Reproduce every line of the listing below, switching each occurrence of "histogram-bar" to "hist-bar" and leaving everything else unchanged.
(begin)
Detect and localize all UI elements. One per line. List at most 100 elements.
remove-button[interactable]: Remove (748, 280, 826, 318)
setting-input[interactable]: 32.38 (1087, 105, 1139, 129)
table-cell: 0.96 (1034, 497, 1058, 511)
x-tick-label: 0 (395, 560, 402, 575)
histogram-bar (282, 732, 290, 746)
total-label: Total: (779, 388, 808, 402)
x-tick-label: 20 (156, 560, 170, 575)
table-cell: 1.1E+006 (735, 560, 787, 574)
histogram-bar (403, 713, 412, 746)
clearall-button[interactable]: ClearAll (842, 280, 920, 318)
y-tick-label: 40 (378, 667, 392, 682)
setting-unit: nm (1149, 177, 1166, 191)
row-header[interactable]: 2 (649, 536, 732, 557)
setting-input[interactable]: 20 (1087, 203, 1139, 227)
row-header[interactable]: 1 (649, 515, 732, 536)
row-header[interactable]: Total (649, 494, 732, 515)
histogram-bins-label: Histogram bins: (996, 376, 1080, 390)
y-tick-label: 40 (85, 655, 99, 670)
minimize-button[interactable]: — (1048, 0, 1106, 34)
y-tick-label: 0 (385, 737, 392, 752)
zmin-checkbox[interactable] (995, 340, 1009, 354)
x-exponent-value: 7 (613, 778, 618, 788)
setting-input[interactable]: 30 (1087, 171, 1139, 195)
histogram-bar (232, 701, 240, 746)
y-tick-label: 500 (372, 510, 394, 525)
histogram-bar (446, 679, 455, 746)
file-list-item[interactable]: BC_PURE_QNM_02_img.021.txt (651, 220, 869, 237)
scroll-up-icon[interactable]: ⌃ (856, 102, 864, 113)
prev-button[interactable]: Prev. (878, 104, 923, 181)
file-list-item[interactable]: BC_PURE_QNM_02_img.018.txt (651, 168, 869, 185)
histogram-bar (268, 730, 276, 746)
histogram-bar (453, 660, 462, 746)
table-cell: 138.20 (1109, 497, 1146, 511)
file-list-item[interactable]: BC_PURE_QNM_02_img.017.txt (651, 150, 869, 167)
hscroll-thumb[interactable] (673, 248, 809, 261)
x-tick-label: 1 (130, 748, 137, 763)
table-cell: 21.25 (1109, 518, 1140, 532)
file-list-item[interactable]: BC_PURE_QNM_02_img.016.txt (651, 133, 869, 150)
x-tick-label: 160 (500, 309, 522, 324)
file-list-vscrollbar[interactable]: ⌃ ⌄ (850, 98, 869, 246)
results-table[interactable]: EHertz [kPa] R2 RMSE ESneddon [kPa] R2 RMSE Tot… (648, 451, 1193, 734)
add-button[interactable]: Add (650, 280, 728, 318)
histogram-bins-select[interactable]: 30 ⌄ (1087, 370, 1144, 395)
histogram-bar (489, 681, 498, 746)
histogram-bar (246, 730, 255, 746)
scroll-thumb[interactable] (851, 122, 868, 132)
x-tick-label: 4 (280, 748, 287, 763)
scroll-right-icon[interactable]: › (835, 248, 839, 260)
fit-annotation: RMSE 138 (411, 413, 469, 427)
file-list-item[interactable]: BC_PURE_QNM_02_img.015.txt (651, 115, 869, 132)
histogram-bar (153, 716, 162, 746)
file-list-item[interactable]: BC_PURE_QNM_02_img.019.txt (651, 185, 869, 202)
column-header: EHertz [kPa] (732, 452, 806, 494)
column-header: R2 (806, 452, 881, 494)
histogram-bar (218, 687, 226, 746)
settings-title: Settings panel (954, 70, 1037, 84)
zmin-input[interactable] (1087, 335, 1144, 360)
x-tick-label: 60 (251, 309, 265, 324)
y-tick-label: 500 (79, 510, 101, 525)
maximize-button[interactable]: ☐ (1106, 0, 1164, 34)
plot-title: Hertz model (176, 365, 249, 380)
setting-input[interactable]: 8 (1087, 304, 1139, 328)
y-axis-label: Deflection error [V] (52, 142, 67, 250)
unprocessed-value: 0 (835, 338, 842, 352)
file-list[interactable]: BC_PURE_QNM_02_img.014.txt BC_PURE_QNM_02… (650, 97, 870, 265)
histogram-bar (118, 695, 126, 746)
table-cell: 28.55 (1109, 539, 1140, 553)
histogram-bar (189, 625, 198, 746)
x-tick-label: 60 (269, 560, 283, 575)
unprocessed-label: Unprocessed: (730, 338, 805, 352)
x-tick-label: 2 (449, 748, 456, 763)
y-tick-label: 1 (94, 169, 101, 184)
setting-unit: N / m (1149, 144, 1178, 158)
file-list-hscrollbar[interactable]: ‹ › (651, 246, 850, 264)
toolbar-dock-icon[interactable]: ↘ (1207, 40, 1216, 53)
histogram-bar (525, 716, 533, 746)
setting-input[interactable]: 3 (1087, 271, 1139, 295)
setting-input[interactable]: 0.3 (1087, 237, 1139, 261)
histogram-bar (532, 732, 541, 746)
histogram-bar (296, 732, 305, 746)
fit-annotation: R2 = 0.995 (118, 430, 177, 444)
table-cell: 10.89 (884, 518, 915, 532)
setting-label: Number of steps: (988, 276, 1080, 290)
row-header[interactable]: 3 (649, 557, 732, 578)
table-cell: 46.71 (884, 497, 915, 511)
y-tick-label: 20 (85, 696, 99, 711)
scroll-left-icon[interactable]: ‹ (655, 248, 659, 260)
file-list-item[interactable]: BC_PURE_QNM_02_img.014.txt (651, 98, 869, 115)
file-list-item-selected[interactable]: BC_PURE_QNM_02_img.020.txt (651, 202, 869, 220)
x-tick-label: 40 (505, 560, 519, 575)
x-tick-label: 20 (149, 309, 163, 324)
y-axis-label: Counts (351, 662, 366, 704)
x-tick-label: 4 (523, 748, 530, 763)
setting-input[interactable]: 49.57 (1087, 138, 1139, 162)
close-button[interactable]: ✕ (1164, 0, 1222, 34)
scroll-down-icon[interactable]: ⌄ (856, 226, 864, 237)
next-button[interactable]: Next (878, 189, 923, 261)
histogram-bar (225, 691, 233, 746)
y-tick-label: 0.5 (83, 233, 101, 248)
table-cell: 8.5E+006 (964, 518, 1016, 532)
(end)
* [Full response]:
Detect and localize all UI elements. One per line. List at most 100 elements.
remove-button[interactable]: Remove (748, 280, 826, 318)
setting-input[interactable]: 32.38 (1087, 105, 1139, 129)
table-cell: 0.96 (1034, 497, 1058, 511)
x-tick-label: 0 (395, 560, 402, 575)
hist-bar (282, 732, 290, 746)
total-label: Total: (779, 388, 808, 402)
x-tick-label: 20 (156, 560, 170, 575)
table-cell: 1.1E+006 (735, 560, 787, 574)
hist-bar (403, 713, 412, 746)
clearall-button[interactable]: ClearAll (842, 280, 920, 318)
y-tick-label: 40 (378, 667, 392, 682)
setting-unit: nm (1149, 177, 1166, 191)
row-header[interactable]: 2 (649, 536, 732, 557)
setting-input[interactable]: 20 (1087, 203, 1139, 227)
row-header[interactable]: 1 (649, 515, 732, 536)
row-header[interactable]: Total (649, 494, 732, 515)
histogram-bins-label: Histogram bins: (996, 376, 1080, 390)
y-tick-label: 40 (85, 655, 99, 670)
minimize-button[interactable]: — (1048, 0, 1106, 34)
y-tick-label: 0 (385, 737, 392, 752)
zmin-checkbox[interactable] (995, 340, 1009, 354)
x-exponent-value: 7 (613, 778, 618, 788)
setting-input[interactable]: 30 (1087, 171, 1139, 195)
hist-bar (232, 701, 240, 746)
y-tick-label: 500 (372, 510, 394, 525)
hist-bar (446, 679, 455, 746)
file-list-item[interactable]: BC_PURE_QNM_02_img.021.txt (651, 220, 869, 237)
scroll-up-icon[interactable]: ⌃ (856, 102, 864, 113)
prev-button[interactable]: Prev. (878, 104, 923, 181)
file-list-item[interactable]: BC_PURE_QNM_02_img.018.txt (651, 168, 869, 185)
hist-bar (268, 730, 276, 746)
hist-bar (453, 660, 462, 746)
table-cell: 138.20 (1109, 497, 1146, 511)
file-list-item[interactable]: BC_PURE_QNM_02_img.017.txt (651, 150, 869, 167)
hscroll-thumb[interactable] (673, 248, 809, 261)
x-tick-label: 1 (130, 748, 137, 763)
table-cell: 21.25 (1109, 518, 1140, 532)
file-list-item[interactable]: BC_PURE_QNM_02_img.016.txt (651, 133, 869, 150)
x-tick-label: 160 (500, 309, 522, 324)
file-list-vscrollbar[interactable]: ⌃ ⌄ (850, 98, 869, 246)
results-table[interactable]: EHertz [kPa] R2 RMSE ESneddon [kPa] R2 RMSE Tot… (648, 451, 1193, 734)
add-button[interactable]: Add (650, 280, 728, 318)
histogram-bins-select[interactable]: 30 ⌄ (1087, 370, 1144, 395)
hist-bar (489, 681, 498, 746)
hist-bar (246, 730, 255, 746)
scroll-thumb[interactable] (851, 122, 868, 132)
x-tick-label: 4 (280, 748, 287, 763)
scroll-right-icon[interactable]: › (835, 248, 839, 260)
fit-annotation: RMSE 138 (411, 413, 469, 427)
file-list-item[interactable]: BC_PURE_QNM_02_img.015.txt (651, 115, 869, 132)
hist-bar (153, 716, 162, 746)
file-list-item[interactable]: BC_PURE_QNM_02_img.019.txt (651, 185, 869, 202)
column-header: EHertz [kPa] (732, 452, 806, 494)
column-header: R2 (806, 452, 881, 494)
hist-bar (218, 687, 226, 746)
settings-title: Settings panel (954, 70, 1037, 84)
zmin-input[interactable] (1087, 335, 1144, 360)
x-tick-label: 60 (251, 309, 265, 324)
y-tick-label: 500 (79, 510, 101, 525)
maximize-button[interactable]: ☐ (1106, 0, 1164, 34)
plot-title: Hertz model (176, 365, 249, 380)
setting-input[interactable]: 8 (1087, 304, 1139, 328)
y-axis-label: Deflection error [V] (52, 142, 67, 250)
unprocessed-value: 0 (835, 338, 842, 352)
file-list[interactable]: BC_PURE_QNM_02_img.014.txt BC_PURE_QNM_02… (650, 97, 870, 265)
hist-bar (118, 695, 126, 746)
table-cell: 28.55 (1109, 539, 1140, 553)
hist-bar (189, 625, 198, 746)
x-tick-label: 60 (269, 560, 283, 575)
unprocessed-label: Unprocessed: (730, 338, 805, 352)
x-tick-label: 2 (449, 748, 456, 763)
y-tick-label: 1 (94, 169, 101, 184)
setting-unit: N / m (1149, 144, 1178, 158)
file-list-hscrollbar[interactable]: ‹ › (651, 246, 850, 264)
toolbar-dock-icon[interactable]: ↘ (1207, 40, 1216, 53)
hist-bar (525, 716, 533, 746)
setting-input[interactable]: 3 (1087, 271, 1139, 295)
setting-input[interactable]: 0.3 (1087, 237, 1139, 261)
hist-bar (532, 732, 541, 746)
hist-bar (296, 732, 305, 746)
fit-annotation: R2 = 0.995 (118, 430, 177, 444)
table-cell: 10.89 (884, 518, 915, 532)
setting-label: Number of steps: (988, 276, 1080, 290)
row-header[interactable]: 3 (649, 557, 732, 578)
table-cell: 46.71 (884, 497, 915, 511)
y-tick-label: 20 (85, 696, 99, 711)
scroll-left-icon[interactable]: ‹ (655, 248, 659, 260)
file-list-item[interactable]: BC_PURE_QNM_02_img.014.txt (651, 98, 869, 115)
file-list-item-selected[interactable]: BC_PURE_QNM_02_img.020.txt (651, 202, 869, 220)
x-tick-label: 40 (505, 560, 519, 575)
x-tick-label: 20 (149, 309, 163, 324)
y-axis-label: Counts (351, 662, 366, 704)
x-tick-label: 4 (523, 748, 530, 763)
setting-input[interactable]: 49.57 (1087, 138, 1139, 162)
close-button[interactable]: ✕ (1164, 0, 1222, 34)
scroll-down-icon[interactable]: ⌄ (856, 226, 864, 237)
next-button[interactable]: Next (878, 189, 923, 261)
hist-bar (225, 691, 233, 746)
y-tick-label: 0.5 (83, 233, 101, 248)
table-cell: 8.5E+006 (964, 518, 1016, 532)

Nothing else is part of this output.